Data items
================
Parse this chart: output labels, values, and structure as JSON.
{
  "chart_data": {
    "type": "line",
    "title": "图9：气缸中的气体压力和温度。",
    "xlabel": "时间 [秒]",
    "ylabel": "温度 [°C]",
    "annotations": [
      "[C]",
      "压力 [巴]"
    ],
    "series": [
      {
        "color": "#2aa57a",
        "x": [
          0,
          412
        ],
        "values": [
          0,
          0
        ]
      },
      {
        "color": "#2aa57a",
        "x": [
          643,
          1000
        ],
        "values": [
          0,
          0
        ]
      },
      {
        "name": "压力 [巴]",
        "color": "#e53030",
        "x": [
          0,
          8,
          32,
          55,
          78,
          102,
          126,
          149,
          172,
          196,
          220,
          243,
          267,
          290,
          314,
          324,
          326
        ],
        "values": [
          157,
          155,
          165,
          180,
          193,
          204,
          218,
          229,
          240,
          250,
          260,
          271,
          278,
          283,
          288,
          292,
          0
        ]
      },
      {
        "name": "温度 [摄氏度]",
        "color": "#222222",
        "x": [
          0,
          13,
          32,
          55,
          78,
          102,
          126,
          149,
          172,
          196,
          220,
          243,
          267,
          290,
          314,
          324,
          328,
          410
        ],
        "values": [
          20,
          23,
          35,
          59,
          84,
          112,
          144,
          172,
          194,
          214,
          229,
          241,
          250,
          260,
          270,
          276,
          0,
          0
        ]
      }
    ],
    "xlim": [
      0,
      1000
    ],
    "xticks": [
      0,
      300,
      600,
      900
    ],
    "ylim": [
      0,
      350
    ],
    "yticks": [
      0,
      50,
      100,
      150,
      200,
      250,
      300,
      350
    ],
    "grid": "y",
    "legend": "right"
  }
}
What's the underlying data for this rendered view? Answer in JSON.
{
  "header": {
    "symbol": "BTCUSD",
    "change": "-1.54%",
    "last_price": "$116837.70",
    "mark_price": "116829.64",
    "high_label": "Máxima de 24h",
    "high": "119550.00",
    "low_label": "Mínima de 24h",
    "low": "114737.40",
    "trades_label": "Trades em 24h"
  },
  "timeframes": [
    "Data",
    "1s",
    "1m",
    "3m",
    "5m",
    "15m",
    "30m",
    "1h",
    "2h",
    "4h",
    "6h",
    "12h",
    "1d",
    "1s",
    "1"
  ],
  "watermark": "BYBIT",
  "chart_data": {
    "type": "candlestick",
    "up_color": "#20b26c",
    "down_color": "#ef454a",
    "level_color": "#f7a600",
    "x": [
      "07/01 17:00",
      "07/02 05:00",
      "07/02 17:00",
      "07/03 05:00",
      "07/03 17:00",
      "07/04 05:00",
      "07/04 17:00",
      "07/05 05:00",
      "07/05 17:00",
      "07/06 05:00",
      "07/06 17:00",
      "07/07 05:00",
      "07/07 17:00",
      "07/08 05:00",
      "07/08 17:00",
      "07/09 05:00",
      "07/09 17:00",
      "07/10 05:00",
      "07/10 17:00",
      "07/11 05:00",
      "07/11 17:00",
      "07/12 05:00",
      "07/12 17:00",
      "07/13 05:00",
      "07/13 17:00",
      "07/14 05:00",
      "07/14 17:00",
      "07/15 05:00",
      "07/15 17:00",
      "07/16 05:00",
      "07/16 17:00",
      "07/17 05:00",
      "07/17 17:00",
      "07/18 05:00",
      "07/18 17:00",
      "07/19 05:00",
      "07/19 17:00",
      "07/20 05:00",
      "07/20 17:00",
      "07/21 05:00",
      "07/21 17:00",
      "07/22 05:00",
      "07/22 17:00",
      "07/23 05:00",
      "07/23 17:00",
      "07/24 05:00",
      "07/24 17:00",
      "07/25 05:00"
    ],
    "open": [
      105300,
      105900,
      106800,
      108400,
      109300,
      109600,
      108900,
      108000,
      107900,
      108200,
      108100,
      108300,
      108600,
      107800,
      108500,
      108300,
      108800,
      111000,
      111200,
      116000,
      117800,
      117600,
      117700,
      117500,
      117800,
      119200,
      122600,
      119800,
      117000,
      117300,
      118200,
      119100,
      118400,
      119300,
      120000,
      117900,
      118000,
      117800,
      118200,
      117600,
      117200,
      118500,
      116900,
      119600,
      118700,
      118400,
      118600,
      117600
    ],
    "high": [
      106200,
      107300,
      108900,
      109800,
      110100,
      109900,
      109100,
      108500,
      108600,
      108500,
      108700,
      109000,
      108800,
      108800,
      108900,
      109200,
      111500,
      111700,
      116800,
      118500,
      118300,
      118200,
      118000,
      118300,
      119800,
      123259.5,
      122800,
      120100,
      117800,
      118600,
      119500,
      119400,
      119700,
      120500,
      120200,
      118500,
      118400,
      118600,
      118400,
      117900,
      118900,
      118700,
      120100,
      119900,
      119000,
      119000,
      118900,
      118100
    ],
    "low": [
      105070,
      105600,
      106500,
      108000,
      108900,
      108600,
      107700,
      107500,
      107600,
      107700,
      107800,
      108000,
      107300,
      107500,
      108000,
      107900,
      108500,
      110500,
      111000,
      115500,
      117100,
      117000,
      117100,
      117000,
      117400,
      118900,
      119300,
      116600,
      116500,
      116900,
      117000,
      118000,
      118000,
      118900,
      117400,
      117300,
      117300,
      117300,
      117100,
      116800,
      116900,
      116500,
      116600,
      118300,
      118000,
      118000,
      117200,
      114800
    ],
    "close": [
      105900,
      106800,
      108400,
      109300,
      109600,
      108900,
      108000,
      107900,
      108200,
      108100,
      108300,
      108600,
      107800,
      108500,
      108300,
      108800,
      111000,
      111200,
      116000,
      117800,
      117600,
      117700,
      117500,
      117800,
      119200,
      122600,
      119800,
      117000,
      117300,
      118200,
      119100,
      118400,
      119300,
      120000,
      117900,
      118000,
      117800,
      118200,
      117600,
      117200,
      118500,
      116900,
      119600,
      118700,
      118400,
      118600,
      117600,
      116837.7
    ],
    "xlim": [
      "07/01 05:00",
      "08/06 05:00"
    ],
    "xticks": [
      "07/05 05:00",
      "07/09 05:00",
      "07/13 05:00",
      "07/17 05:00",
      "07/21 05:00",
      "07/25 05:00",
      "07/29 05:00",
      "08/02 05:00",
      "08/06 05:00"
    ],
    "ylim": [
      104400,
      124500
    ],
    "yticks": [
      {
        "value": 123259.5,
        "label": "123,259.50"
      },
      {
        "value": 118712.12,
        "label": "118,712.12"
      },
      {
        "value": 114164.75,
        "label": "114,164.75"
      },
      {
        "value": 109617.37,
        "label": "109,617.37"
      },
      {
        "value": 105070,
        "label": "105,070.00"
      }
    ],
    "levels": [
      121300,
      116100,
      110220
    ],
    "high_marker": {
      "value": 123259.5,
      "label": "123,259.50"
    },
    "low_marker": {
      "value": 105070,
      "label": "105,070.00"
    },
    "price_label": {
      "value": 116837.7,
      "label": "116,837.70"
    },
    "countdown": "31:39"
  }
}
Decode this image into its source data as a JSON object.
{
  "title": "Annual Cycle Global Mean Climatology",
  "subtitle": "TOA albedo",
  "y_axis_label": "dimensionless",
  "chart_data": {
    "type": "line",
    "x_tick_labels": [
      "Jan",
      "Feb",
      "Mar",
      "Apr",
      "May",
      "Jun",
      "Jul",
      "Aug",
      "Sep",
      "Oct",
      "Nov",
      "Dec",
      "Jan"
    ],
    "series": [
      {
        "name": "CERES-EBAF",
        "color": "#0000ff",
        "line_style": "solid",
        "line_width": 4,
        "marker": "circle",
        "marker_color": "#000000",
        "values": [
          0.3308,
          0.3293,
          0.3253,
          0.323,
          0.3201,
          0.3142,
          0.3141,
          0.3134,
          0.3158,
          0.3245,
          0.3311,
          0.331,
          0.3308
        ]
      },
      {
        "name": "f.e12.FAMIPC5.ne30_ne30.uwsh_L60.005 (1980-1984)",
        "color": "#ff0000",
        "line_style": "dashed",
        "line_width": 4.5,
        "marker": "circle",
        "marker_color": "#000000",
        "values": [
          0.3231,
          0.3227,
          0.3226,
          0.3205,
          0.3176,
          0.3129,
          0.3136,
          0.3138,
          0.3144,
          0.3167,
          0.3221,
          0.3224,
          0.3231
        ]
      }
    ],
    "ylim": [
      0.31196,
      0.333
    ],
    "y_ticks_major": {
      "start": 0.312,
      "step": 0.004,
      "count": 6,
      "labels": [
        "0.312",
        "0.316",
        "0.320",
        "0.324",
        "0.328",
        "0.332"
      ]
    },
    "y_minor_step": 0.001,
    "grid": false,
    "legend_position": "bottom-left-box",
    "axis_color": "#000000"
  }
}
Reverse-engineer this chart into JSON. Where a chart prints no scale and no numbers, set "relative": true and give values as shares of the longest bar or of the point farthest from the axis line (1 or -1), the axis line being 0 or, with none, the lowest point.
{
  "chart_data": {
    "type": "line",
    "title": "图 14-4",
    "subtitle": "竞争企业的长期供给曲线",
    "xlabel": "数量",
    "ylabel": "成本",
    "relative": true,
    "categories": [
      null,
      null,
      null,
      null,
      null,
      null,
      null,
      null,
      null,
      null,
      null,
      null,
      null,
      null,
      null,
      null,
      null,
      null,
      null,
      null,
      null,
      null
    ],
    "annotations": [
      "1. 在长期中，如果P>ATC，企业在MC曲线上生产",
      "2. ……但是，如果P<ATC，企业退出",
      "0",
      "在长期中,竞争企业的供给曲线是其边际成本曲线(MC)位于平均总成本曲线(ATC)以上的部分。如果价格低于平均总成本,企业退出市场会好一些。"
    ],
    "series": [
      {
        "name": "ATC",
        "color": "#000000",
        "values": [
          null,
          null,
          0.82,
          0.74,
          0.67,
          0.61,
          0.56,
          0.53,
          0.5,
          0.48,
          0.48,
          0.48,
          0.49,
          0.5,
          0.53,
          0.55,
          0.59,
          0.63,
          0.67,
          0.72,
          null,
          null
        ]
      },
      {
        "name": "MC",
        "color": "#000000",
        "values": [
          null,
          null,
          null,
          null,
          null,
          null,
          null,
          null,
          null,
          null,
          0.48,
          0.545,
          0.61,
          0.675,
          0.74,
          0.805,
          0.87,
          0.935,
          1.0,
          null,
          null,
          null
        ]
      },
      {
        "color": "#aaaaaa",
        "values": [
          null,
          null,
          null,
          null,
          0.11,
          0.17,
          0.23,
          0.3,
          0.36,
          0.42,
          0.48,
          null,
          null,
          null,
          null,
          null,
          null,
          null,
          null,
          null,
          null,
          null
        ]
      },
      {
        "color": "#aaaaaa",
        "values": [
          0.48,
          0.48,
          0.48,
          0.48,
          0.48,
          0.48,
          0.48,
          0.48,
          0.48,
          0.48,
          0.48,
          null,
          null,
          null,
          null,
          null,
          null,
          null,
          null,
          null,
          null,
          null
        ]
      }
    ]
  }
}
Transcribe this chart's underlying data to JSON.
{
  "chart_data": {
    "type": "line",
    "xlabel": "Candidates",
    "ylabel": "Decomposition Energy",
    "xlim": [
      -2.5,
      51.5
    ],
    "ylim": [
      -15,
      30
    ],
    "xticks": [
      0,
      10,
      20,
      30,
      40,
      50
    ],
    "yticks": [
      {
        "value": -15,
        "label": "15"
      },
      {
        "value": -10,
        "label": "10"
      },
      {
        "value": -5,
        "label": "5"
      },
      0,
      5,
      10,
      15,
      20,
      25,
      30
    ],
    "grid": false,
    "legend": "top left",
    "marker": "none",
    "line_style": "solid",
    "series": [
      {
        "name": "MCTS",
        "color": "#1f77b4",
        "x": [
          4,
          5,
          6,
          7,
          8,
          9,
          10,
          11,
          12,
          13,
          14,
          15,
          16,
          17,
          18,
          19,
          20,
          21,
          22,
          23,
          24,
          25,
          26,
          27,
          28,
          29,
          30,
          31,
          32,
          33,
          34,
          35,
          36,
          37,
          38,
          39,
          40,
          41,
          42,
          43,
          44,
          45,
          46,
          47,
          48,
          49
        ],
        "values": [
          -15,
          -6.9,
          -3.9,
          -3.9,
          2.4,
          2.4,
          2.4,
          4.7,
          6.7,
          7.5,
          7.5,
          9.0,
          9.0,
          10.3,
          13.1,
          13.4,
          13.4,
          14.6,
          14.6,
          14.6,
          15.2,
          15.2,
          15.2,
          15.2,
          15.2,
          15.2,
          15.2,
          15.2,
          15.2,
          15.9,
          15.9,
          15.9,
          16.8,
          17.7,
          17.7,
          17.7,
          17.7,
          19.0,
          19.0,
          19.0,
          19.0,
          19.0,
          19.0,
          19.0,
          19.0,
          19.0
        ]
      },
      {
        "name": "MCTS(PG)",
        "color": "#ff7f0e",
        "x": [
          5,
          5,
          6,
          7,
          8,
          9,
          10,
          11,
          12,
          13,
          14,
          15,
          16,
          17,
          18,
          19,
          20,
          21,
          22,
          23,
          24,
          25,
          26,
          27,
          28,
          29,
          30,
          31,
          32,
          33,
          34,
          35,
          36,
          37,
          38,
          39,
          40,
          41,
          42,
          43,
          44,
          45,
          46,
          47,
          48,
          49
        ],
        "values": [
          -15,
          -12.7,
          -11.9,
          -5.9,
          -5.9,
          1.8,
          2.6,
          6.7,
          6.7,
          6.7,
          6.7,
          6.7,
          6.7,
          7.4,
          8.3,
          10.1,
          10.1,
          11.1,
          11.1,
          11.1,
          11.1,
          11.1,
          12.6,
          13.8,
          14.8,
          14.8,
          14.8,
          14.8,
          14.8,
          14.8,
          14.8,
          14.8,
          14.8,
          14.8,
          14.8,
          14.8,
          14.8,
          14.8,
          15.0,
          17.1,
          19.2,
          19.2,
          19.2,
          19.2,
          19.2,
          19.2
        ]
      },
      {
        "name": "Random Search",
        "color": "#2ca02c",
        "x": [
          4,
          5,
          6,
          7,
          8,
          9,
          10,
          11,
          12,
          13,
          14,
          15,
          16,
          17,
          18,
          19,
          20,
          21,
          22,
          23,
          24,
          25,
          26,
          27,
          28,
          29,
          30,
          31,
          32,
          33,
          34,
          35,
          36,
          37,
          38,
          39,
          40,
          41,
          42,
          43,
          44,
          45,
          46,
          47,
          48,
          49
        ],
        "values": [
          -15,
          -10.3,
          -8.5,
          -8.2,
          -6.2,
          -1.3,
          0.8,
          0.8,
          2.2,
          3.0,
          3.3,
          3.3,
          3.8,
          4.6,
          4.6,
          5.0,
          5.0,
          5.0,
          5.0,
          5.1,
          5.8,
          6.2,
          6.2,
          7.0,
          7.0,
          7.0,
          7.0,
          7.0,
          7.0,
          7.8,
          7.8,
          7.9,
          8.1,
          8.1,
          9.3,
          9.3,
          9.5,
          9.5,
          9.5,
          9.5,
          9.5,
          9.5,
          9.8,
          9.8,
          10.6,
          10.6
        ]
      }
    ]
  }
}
================
**Goal:** Where a line in the entries holds the word "into", copy that line.

**Worked answer:**
Decode this image into its source data as a JSON object.
Reverse-engineer this chart into JSON. Where a chart prints no scale and no numbers, set "relative": true and give values as shares of the longest bar or of the point farthest from the axis line (1 or -1), the axis line being 0 or, with none, the lowest point.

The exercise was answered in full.